A run of records:
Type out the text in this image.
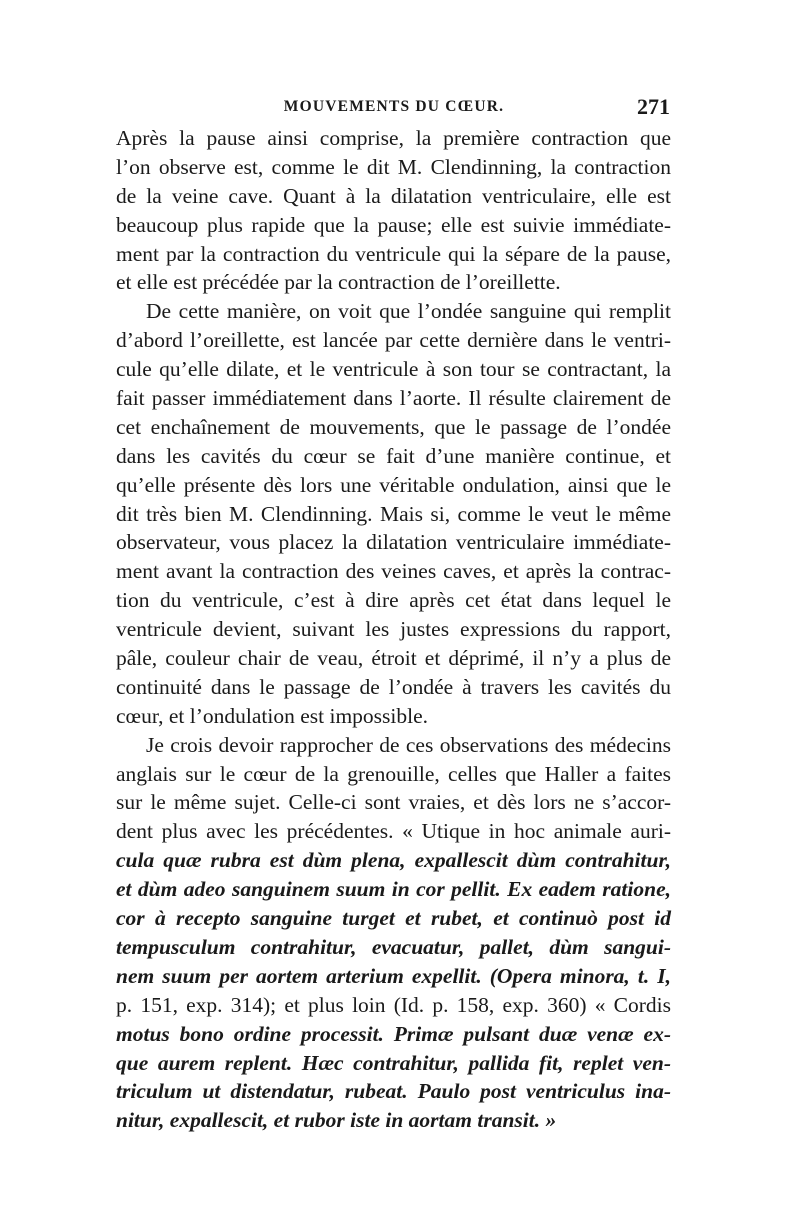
MOUVEMENTS DU CŒUR.	271
Après la pause ainsi comprise, la première contraction que
l’on observe est, comme le dit M. Clendinning, la contraction
de la veine cave. Quant à la dilatation ventriculaire, elle est
beaucoup plus rapide que la pause; elle est suivie immédiate-
ment par la contraction du ventricule qui la sépare de la pause,
et elle est précédée par la contraction de l’oreillette.
De cette manière, on voit que l’ondée sanguine qui remplit
d’abord l’oreillette, est lancée par cette dernière dans le ventri-
cule qu’elle dilate, et le ventricule à son tour se contractant, la
fait passer immédiatement dans l’aorte. Il résulte clairement de
cet enchaînement de mouvements, que le passage de l’ondée
dans les cavités du cœur se fait d’une manière continue, et
qu’elle présente dès lors une véritable ondulation, ainsi que le
dit très bien M. Clendinning. Mais si, comme le veut le même
observateur, vous placez la dilatation ventriculaire immédiate-
ment avant la contraction des veines caves, et après la contrac-
tion du ventricule, c’est à dire après cet état dans lequel le
ventricule devient, suivant les justes expressions du rapport,
pâle, couleur chair de veau, étroit et déprimé, il n’y a plus de
continuité dans le passage de l’ondée à travers les cavités du
cœur, et l’ondulation est impossible.
Je crois devoir rapprocher de ces observations des médecins
anglais sur le cœur de la grenouille, celles que Haller a faites
sur le même sujet. Celle-ci sont vraies, et dès lors ne s’accor-
dent plus avec les précédentes. « Utique in hoc animale auri-
cula quæ rubra est dùm plena, expallescit dùm contrahitur,
et dùm adeo sanguinem suum in cor pellit. Ex eadem ratione,
cor à recepto sanguine turget et rubet, et continuò post id
tempusculum contrahitur, evacuatur, pallet, dùm sangui-
nem suum per aortem arterium expellit. (Opera minora, t. I,
p. 151, exp. 314); et plus loin (Id. p. 158, exp. 360) « Cordis
motus bono ordine processit. Primæ pulsant duæ venæ ex-
que aurem replent. Hæc contrahitur, pallida fit, replet ven-
triculum ut distendatur, rubeat. Paulo post ventriculus ina-
nitur, expallescit, et rubor iste in aortam transit. »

DO THIS: Your task is to copy the entries in full and exactly, without any images.

SOLUTION BELOW:
Type out the text in this image.
MOUVEMENTS DU CŒUR.	271
Après la pause ainsi comprise, la première contraction que
l’on observe est, comme le dit M. Clendinning, la contraction
de la veine cave. Quant à la dilatation ventriculaire, elle est
beaucoup plus rapide que la pause; elle est suivie immédiate-
ment par la contraction du ventricule qui la sépare de la pause,
et elle est précédée par la contraction de l’oreillette.
De cette manière, on voit que l’ondée sanguine qui remplit
d’abord l’oreillette, est lancée par cette dernière dans le ventri-
cule qu’elle dilate, et le ventricule à son tour se contractant, la
fait passer immédiatement dans l’aorte. Il résulte clairement de
cet enchaînement de mouvements, que le passage de l’ondée
dans les cavités du cœur se fait d’une manière continue, et
qu’elle présente dès lors une véritable ondulation, ainsi que le
dit très bien M. Clendinning. Mais si, comme le veut le même
observateur, vous placez la dilatation ventriculaire immédiate-
ment avant la contraction des veines caves, et après la contrac-
tion du ventricule, c’est à dire après cet état dans lequel le
ventricule devient, suivant les justes expressions du rapport,
pâle, couleur chair de veau, étroit et déprimé, il n’y a plus de
continuité dans le passage de l’ondée à travers les cavités du
cœur, et l’ondulation est impossible.
Je crois devoir rapprocher de ces observations des médecins
anglais sur le cœur de la grenouille, celles que Haller a faites
sur le même sujet. Celle-ci sont vraies, et dès lors ne s’accor-
dent plus avec les précédentes. « Utique in hoc animale auri-
cula quæ rubra est dùm plena, expallescit dùm contrahitur,
et dùm adeo sanguinem suum in cor pellit. Ex eadem ratione,
cor à recepto sanguine turget et rubet, et continuò post id
tempusculum contrahitur, evacuatur, pallet, dùm sangui-
nem suum per aortem arterium expellit. (Opera minora, t. I,
p. 151, exp. 314); et plus loin (Id. p. 158, exp. 360) « Cordis
motus bono ordine processit. Primæ pulsant duæ venæ ex-
que aurem replent. Hæc contrahitur, pallida fit, replet ven-
triculum ut distendatur, rubeat. Paulo post ventriculus ina-
nitur, expallescit, et rubor iste in aortam transit. »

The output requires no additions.